»»
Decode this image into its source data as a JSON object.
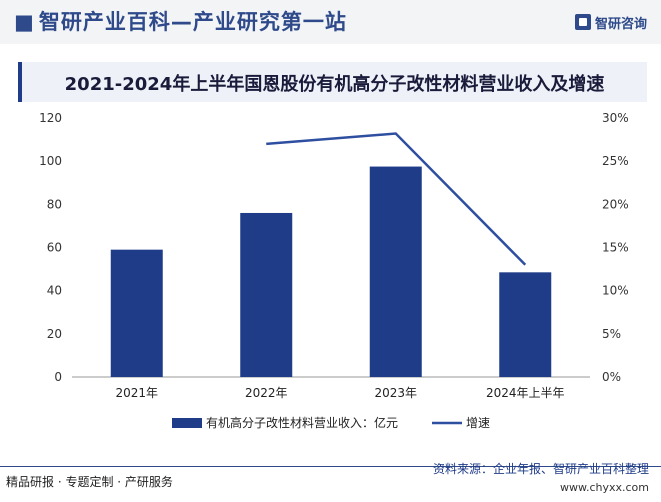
{
  "header": {
    "site_title": "智研产业百科—产业研究第一站",
    "logo_text": "智研咨询"
  },
  "chart_data": {
    "type": "bar",
    "title": "2021-2024年上半年国恩股份有机高分子改性材料营业收入及增速",
    "categories": [
      "2021年",
      "2022年",
      "2023年",
      "2024年上半年"
    ],
    "series": [
      {
        "name": "有机高分子改性材料营业收入：亿元",
        "type": "bar",
        "axis": "left",
        "values": [
          59,
          76,
          97.5,
          48.5
        ],
        "color": "#1f3c88"
      },
      {
        "name": "增速",
        "type": "line",
        "axis": "right",
        "values": [
          null,
          27.0,
          28.2,
          13.0
        ],
        "color": "#2e4fa0"
      }
    ],
    "y_left": {
      "min": 0,
      "max": 120,
      "ticks": [
        0,
        20,
        40,
        60,
        80,
        100,
        120
      ]
    },
    "y_right": {
      "min": 0,
      "max": 30,
      "ticks": [
        "0%",
        "5%",
        "10%",
        "15%",
        "20%",
        "25%",
        "30%"
      ]
    },
    "grid": false,
    "legend_position": "bottom"
  },
  "footer": {
    "left_text": "精品研报 · 专题定制 · 产研服务",
    "source_text": "资料来源：企业年报、智研产业百科整理",
    "url_text": "www.chyxx.com"
  }
}
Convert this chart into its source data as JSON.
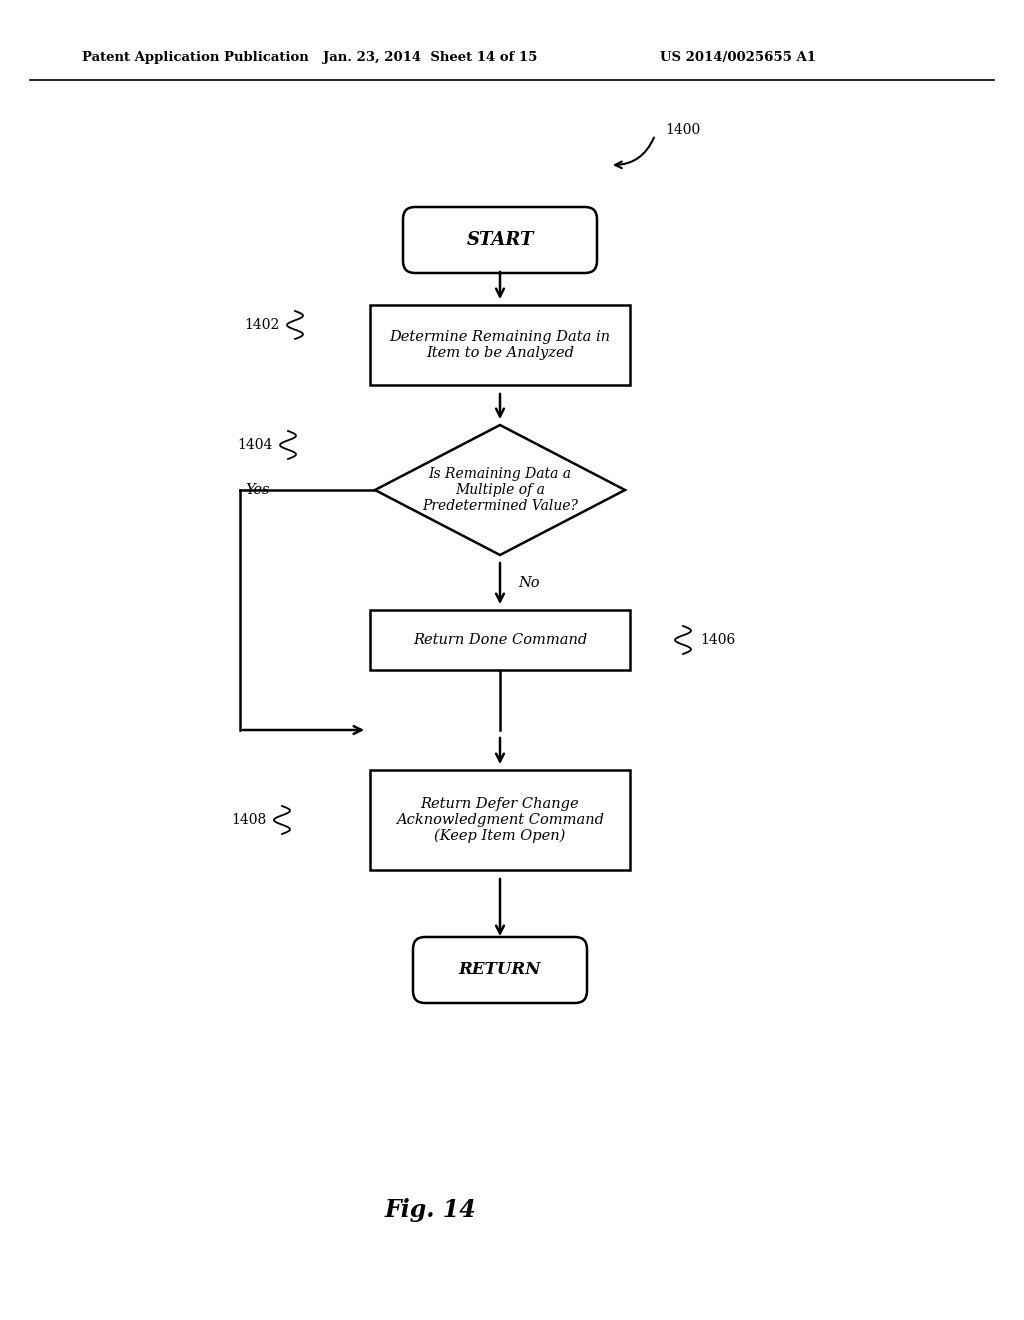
««
▶ _THE TASK_
Leave out the pictures, and give all the records again exactly.

▶ _TASK ANSWER_
Decode this image into its source data as a JSON object.
{
  "header": {
    "site_title": "智研产业百科—产业研究第一站",
    "logo_text": "智研咨询"
  },
  "chart_data": {
    "type": "bar",
    "title": "2021-2024年上半年国恩股份有机高分子改性材料营业收入及增速",
    "categories": [
      "2021年",
      "2022年",
      "2023年",
      "2024年上半年"
    ],
    "series": [
      {
        "name": "有机高分子改性材料营业收入：亿元",
        "type": "bar",
        "axis": "left",
        "values": [
          59,
          76,
          97.5,
          48.5
        ],
        "color": "#1f3c88"
      },
      {
        "name": "增速",
        "type": "line",
        "axis": "right",
        "values": [
          null,
          27.0,
          28.2,
          13.0
        ],
        "color": "#2e4fa0"
      }
    ],
    "y_left": {
      "min": 0,
      "max": 120,
      "ticks": [
        0,
        20,
        40,
        60,
        80,
        100,
        120
      ]
    },
    "y_right": {
      "min": 0,
      "max": 30,
      "ticks": [
        "0%",
        "5%",
        "10%",
        "15%",
        "20%",
        "25%",
        "30%"
      ]
    },
    "grid": false,
    "legend_position": "bottom"
  },
  "footer": {
    "left_text": "精品研报 · 专题定制 · 产研服务",
    "source_text": "资料来源：企业年报、智研产业百科整理",
    "url_text": "www.chyxx.com"
  }
}
Convert this chart into its source data as JSON.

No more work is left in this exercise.